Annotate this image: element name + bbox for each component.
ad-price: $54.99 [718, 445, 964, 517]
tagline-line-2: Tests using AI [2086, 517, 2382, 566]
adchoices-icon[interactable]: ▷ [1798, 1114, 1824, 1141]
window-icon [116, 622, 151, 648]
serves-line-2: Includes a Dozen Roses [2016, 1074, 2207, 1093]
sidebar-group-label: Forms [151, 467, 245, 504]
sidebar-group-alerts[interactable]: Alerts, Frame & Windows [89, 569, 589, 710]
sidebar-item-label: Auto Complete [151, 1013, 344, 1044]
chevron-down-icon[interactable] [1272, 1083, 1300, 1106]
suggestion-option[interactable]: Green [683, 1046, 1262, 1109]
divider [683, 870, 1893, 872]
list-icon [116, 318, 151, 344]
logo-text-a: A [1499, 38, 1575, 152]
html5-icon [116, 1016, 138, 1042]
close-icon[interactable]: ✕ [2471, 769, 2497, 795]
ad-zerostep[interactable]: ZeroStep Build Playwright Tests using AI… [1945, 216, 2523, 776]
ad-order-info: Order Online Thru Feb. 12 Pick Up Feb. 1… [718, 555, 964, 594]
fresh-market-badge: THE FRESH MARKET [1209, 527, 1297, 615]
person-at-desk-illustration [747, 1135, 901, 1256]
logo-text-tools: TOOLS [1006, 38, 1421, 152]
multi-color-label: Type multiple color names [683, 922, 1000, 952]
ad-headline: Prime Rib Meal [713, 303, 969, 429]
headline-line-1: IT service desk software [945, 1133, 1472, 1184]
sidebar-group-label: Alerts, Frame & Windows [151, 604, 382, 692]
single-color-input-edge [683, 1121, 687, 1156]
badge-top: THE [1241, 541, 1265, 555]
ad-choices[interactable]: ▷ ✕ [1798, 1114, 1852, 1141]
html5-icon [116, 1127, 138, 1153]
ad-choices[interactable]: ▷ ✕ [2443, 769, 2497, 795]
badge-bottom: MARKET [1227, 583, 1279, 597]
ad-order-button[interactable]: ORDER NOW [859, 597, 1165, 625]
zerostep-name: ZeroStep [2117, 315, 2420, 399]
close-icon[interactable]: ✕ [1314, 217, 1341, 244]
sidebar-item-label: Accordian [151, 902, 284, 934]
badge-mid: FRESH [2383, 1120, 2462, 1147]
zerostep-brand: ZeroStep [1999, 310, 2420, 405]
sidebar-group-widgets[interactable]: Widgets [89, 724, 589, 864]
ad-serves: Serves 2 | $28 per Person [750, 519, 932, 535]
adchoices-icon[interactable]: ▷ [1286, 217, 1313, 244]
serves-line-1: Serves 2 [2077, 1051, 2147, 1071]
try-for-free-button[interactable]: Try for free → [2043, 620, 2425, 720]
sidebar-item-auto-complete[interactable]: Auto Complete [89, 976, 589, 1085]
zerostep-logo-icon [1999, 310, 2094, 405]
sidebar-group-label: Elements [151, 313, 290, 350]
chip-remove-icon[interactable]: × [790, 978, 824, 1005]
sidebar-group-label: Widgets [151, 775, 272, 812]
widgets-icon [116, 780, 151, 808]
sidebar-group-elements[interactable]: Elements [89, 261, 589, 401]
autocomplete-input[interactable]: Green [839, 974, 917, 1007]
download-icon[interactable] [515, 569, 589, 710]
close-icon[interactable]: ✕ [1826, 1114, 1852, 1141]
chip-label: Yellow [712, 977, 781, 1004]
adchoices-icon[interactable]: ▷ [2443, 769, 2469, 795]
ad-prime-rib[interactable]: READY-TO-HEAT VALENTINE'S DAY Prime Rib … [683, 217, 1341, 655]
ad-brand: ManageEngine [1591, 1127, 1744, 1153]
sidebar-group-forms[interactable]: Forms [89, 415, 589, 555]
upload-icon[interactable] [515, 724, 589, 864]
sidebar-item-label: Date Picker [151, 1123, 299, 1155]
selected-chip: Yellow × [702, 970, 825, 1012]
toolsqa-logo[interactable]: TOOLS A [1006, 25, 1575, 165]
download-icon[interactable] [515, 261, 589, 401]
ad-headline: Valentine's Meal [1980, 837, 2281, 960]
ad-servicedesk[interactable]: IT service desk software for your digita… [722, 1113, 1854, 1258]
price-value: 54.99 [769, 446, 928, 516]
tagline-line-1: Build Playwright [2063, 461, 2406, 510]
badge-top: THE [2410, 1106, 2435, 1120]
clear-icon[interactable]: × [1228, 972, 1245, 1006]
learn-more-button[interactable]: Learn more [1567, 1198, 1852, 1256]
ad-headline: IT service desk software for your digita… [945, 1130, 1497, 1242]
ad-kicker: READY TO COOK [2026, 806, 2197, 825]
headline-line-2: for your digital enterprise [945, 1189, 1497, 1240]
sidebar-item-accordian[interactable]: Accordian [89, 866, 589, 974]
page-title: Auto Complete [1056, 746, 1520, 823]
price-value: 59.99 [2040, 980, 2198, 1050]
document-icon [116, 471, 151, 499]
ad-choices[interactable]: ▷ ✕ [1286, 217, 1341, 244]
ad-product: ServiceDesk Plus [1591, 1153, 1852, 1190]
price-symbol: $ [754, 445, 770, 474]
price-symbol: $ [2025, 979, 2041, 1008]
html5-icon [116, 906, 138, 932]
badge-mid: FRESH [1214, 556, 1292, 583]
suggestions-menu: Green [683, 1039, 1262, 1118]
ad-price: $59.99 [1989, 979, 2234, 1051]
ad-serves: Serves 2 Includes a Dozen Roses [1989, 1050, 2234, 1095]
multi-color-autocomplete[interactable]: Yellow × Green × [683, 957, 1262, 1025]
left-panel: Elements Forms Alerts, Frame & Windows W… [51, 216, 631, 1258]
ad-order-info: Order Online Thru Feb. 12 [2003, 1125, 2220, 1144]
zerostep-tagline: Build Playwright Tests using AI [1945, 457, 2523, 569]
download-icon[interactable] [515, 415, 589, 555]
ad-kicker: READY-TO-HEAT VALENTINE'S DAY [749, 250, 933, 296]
__________________________________________________
• [The request]:
Go through the data above and keep only the lines that contain the string "adchoices", copying each of them in full.

• [Final result]:
adchoices-icon[interactable]: ▷ [1798, 1114, 1824, 1141]
adchoices-icon[interactable]: ▷ [1286, 217, 1313, 244]
adchoices-icon[interactable]: ▷ [2443, 769, 2469, 795]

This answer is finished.